Check every line below for the string "Part", and copy the lines that contain it.

:: Recorded data

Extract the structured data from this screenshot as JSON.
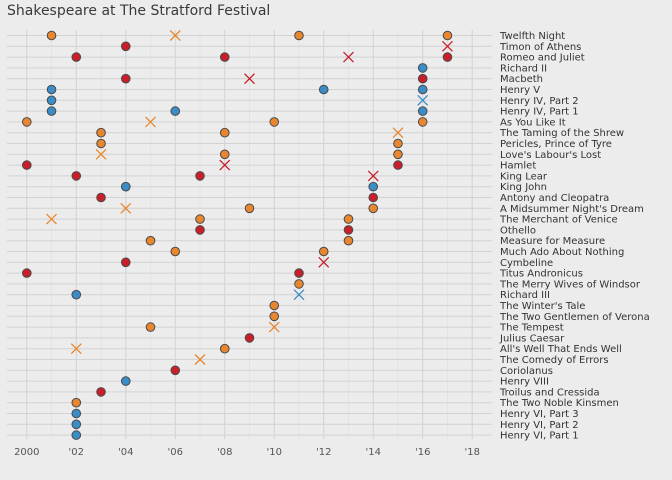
{
  "chart_data": {
    "type": "scatter",
    "title": "Shakespeare at The Stratford Festival",
    "xlabel": "",
    "ylabel": "",
    "xlim": [
      1999.2,
      2018.8
    ],
    "x_ticks": [
      2000,
      2002,
      2004,
      2006,
      2008,
      2010,
      2012,
      2014,
      2016,
      2018
    ],
    "x_tick_labels": [
      "2000",
      "'02",
      "'04",
      "'06",
      "'08",
      "'10",
      "'12",
      "'14",
      "'16",
      "'18"
    ],
    "grid": true,
    "legend": "none",
    "series_colors": {
      "comedy": "#e8872f",
      "tragedy": "#c81f2b",
      "history": "#3a8dc6"
    },
    "marker_meaning": {
      "circle": "production",
      "x": "production (cross marker)"
    },
    "plays": [
      {
        "name": "Twelfth Night",
        "genre": "comedy",
        "circles": [
          2001,
          2011,
          2017
        ],
        "crosses": [
          2006
        ]
      },
      {
        "name": "Timon of Athens",
        "genre": "tragedy",
        "circles": [
          2004
        ],
        "crosses": [
          2017
        ]
      },
      {
        "name": "Romeo and Juliet",
        "genre": "tragedy",
        "circles": [
          2002,
          2008,
          2017
        ],
        "crosses": [
          2013
        ]
      },
      {
        "name": "Richard II",
        "genre": "history",
        "circles": [
          2016
        ],
        "crosses": []
      },
      {
        "name": "Macbeth",
        "genre": "tragedy",
        "circles": [
          2004,
          2016
        ],
        "crosses": [
          2009
        ]
      },
      {
        "name": "Henry V",
        "genre": "history",
        "circles": [
          2001,
          2012,
          2016
        ],
        "crosses": []
      },
      {
        "name": "Henry IV, Part 2",
        "genre": "history",
        "circles": [
          2001
        ],
        "crosses": [
          2016
        ]
      },
      {
        "name": "Henry IV, Part 1",
        "genre": "history",
        "circles": [
          2001,
          2006,
          2016
        ],
        "crosses": []
      },
      {
        "name": "As You Like It",
        "genre": "comedy",
        "circles": [
          2000,
          2010,
          2016
        ],
        "crosses": [
          2005
        ]
      },
      {
        "name": "The Taming of the Shrew",
        "genre": "comedy",
        "circles": [
          2003,
          2008
        ],
        "crosses": [
          2015
        ]
      },
      {
        "name": "Pericles, Prince of Tyre",
        "genre": "comedy",
        "circles": [
          2003,
          2015
        ],
        "crosses": []
      },
      {
        "name": "Love's Labour's Lost",
        "genre": "comedy",
        "circles": [
          2008,
          2015
        ],
        "crosses": [
          2003
        ]
      },
      {
        "name": "Hamlet",
        "genre": "tragedy",
        "circles": [
          2000,
          2015
        ],
        "crosses": [
          2008
        ]
      },
      {
        "name": "King Lear",
        "genre": "tragedy",
        "circles": [
          2002,
          2007
        ],
        "crosses": [
          2014
        ]
      },
      {
        "name": "King John",
        "genre": "history",
        "circles": [
          2004,
          2014
        ],
        "crosses": []
      },
      {
        "name": "Antony and Cleopatra",
        "genre": "tragedy",
        "circles": [
          2003,
          2014
        ],
        "crosses": []
      },
      {
        "name": "A Midsummer Night's Dream",
        "genre": "comedy",
        "circles": [
          2009,
          2014
        ],
        "crosses": [
          2004
        ]
      },
      {
        "name": "The Merchant of Venice",
        "genre": "comedy",
        "circles": [
          2007,
          2013
        ],
        "crosses": [
          2001
        ]
      },
      {
        "name": "Othello",
        "genre": "tragedy",
        "circles": [
          2007,
          2013
        ],
        "crosses": []
      },
      {
        "name": "Measure for Measure",
        "genre": "comedy",
        "circles": [
          2005,
          2013
        ],
        "crosses": []
      },
      {
        "name": "Much Ado About Nothing",
        "genre": "comedy",
        "circles": [
          2006,
          2012
        ],
        "crosses": []
      },
      {
        "name": "Cymbeline",
        "genre": "tragedy",
        "circles": [
          2004
        ],
        "crosses": [
          2012
        ]
      },
      {
        "name": "Titus Andronicus",
        "genre": "tragedy",
        "circles": [
          2000,
          2011
        ],
        "crosses": []
      },
      {
        "name": "The Merry Wives of Windsor",
        "genre": "comedy",
        "circles": [
          2011
        ],
        "crosses": []
      },
      {
        "name": "Richard III",
        "genre": "history",
        "circles": [
          2002
        ],
        "crosses": [
          2011
        ]
      },
      {
        "name": "The Winter's Tale",
        "genre": "comedy",
        "circles": [
          2010
        ],
        "crosses": []
      },
      {
        "name": "The Two Gentlemen of Verona",
        "genre": "comedy",
        "circles": [
          2010
        ],
        "crosses": []
      },
      {
        "name": "The Tempest",
        "genre": "comedy",
        "circles": [
          2005
        ],
        "crosses": [
          2010
        ]
      },
      {
        "name": "Julius Caesar",
        "genre": "tragedy",
        "circles": [
          2009
        ],
        "crosses": []
      },
      {
        "name": "All's Well That Ends Well",
        "genre": "comedy",
        "circles": [
          2008
        ],
        "crosses": [
          2002
        ]
      },
      {
        "name": "The Comedy of Errors",
        "genre": "comedy",
        "circles": [],
        "crosses": [
          2007
        ]
      },
      {
        "name": "Coriolanus",
        "genre": "tragedy",
        "circles": [
          2006
        ],
        "crosses": []
      },
      {
        "name": "Henry VIII",
        "genre": "history",
        "circles": [
          2004
        ],
        "crosses": []
      },
      {
        "name": "Troilus and Cressida",
        "genre": "tragedy",
        "circles": [
          2003
        ],
        "crosses": []
      },
      {
        "name": "The Two Noble Kinsmen",
        "genre": "comedy",
        "circles": [
          2002
        ],
        "crosses": []
      },
      {
        "name": "Henry VI, Part 3",
        "genre": "history",
        "circles": [
          2002
        ],
        "crosses": []
      },
      {
        "name": "Henry VI, Part 2",
        "genre": "history",
        "circles": [
          2002
        ],
        "crosses": []
      },
      {
        "name": "Henry VI, Part 1",
        "genre": "history",
        "circles": [
          2002
        ],
        "crosses": []
      }
    ]
  }
}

::::

> The response:
        "name": "Henry IV, Part 2",
        "name": "Henry IV, Part 1",
        "name": "Henry VI, Part 3",
        "name": "Henry VI, Part 2",
        "name": "Henry VI, Part 1",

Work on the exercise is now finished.